* WHAT YOU SHOULD DO *
Continue the court opinion on recording custodial interrogations, starting after its last sentence.

* EXCERPTED PASSAGE *
Grey, 274 Mont, at 214, 907 P.2d at 956.
The excuse given for not recording Cassell’s waiver of his Fifth Amendment rights is equally inadequate. In this case, his interrogators wanted to establish a rapport with him. However, that apparently having been accomplished, nothing prevented them from obtaining an acknowledgment from Cassell, once the recorder had been turned on, that he had been advised of his rights and had waived them. Certainly, that kind of acknowledgment could not have been *406any more disturbing to him than being asked during a tape recorded interview whether he committed deliberate homicide.
This is now the second case in which we have dealt with the issue of whether it is necessary to record Miranda warnings and Fifth Amendment waivers, where feasible. I would conclude, as the Minnesota Supreme Court did in State v. Scales (Minn. 1994), 518 N.W.2d 587, that following two such admonitions, further refusal to record custodial interrogations is unreasonable and should result in suppression of any incriminating statements made during those interrogations. In that case, after issuing two previous warnings, that Court stated that:
[W]e hold that all custodial interrogation including any information about rights, any waiver of those rights, and all questioning shall be electronically recorded where feasible and must be recorded when questioning occurs at a place of detention. If law enforcement officers fail to comply with this recording requirement, any statements the suspect makes in response to the interrogation may be suppressed at trial. The parameters of the exclusionary rule applied to evidence of statements obtained in violation of these requirements must be decided on a case-by-case basis. Following the approach recommended by the drafters of the Model Code of Pre-Arraignment Procedure, suppression will be required of any statements obtained in violation of the recording requirement if the violation is deemed “substantial.” This determination is to be made by the trial court after considering all relevant circumstances bearing on substantiality, including those set forth in § 1503(2) and (3) of the Model Code of Pre-Arraignment Procedure. If the court finds a violation not to be substantial, it shall set forth its reason for such finding. The rule and the remedy will apply prospectively from the date of the filing of this opinion.

* DATASET CONTENT *

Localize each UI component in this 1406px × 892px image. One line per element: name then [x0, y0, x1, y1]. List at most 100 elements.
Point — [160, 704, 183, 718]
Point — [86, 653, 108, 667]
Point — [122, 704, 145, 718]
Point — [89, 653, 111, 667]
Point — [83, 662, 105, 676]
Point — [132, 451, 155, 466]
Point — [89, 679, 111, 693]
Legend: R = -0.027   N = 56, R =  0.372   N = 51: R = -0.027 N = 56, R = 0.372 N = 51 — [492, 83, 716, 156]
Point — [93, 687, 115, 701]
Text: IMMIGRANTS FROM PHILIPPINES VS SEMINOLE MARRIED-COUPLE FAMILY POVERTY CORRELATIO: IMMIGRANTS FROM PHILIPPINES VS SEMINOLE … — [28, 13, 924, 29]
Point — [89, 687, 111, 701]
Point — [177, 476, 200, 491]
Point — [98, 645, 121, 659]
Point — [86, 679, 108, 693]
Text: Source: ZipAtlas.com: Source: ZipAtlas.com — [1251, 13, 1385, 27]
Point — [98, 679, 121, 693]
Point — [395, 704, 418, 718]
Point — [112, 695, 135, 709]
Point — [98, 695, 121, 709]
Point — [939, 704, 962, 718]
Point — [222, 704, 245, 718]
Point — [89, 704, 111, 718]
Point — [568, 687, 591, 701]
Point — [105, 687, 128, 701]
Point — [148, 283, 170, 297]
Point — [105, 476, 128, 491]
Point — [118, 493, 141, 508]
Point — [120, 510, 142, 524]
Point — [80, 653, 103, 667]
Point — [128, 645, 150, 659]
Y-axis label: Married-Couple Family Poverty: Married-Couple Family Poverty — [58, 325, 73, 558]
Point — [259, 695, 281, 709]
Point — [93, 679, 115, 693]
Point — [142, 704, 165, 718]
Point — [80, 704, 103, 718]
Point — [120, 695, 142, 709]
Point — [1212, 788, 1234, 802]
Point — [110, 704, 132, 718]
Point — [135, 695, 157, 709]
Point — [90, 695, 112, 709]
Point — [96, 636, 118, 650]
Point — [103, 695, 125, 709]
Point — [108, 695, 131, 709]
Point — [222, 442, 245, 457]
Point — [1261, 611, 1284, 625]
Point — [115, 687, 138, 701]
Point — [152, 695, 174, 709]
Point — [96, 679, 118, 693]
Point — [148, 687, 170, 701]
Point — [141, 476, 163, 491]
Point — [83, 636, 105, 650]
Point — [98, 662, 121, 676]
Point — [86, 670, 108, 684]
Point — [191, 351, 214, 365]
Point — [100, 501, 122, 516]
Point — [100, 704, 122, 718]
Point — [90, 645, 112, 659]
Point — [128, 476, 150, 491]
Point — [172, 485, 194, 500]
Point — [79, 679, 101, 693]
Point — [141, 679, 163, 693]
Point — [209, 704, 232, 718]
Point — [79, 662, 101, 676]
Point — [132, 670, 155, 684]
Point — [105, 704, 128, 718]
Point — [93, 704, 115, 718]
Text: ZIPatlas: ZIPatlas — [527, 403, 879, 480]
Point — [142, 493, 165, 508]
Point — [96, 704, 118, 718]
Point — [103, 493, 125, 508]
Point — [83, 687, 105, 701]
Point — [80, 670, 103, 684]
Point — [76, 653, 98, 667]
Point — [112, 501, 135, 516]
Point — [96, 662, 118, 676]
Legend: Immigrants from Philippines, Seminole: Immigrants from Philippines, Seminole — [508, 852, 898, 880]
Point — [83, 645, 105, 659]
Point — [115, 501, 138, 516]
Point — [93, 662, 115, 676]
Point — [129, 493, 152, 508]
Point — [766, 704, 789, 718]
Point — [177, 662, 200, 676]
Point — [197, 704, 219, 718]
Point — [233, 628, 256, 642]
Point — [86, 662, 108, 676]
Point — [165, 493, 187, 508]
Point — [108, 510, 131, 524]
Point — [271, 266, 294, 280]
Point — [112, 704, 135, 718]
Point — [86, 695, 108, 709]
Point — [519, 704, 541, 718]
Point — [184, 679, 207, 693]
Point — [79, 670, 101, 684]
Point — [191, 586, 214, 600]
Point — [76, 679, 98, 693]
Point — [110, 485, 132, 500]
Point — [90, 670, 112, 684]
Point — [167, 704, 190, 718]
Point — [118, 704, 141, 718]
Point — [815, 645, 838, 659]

* RESPONSE TO THIS EXERCISE *
Scales, 518 N.W.2d at 592-93 (footnote omitted).
When the means is available, as it was in this case, there is no practical justification for the State’s failure to record a custodial interrogation. By its failure to do so, it jeopardizes the prosecution by risking suppression of incriminating statements which have been legally obtained. Just as importantly, it makes any determination that detainees have been illegally questioned virtually impossible. Neither outcome is acceptable when the means to avoid it is readily available.
Therefore, in the future, I will follow the rule from Scales and vote to suppress all criminal admissions made during custodial interroga*407tions when there is neither a written waiver of the detainee’s rights, nor an electronic record of the State’s advice and the detainee’s response, assuming it is feasible to do one or the other.
For these reasons, I specially concur with the majority opinion.
JUSTICE HUNT joins in the foregoing concurring opinion.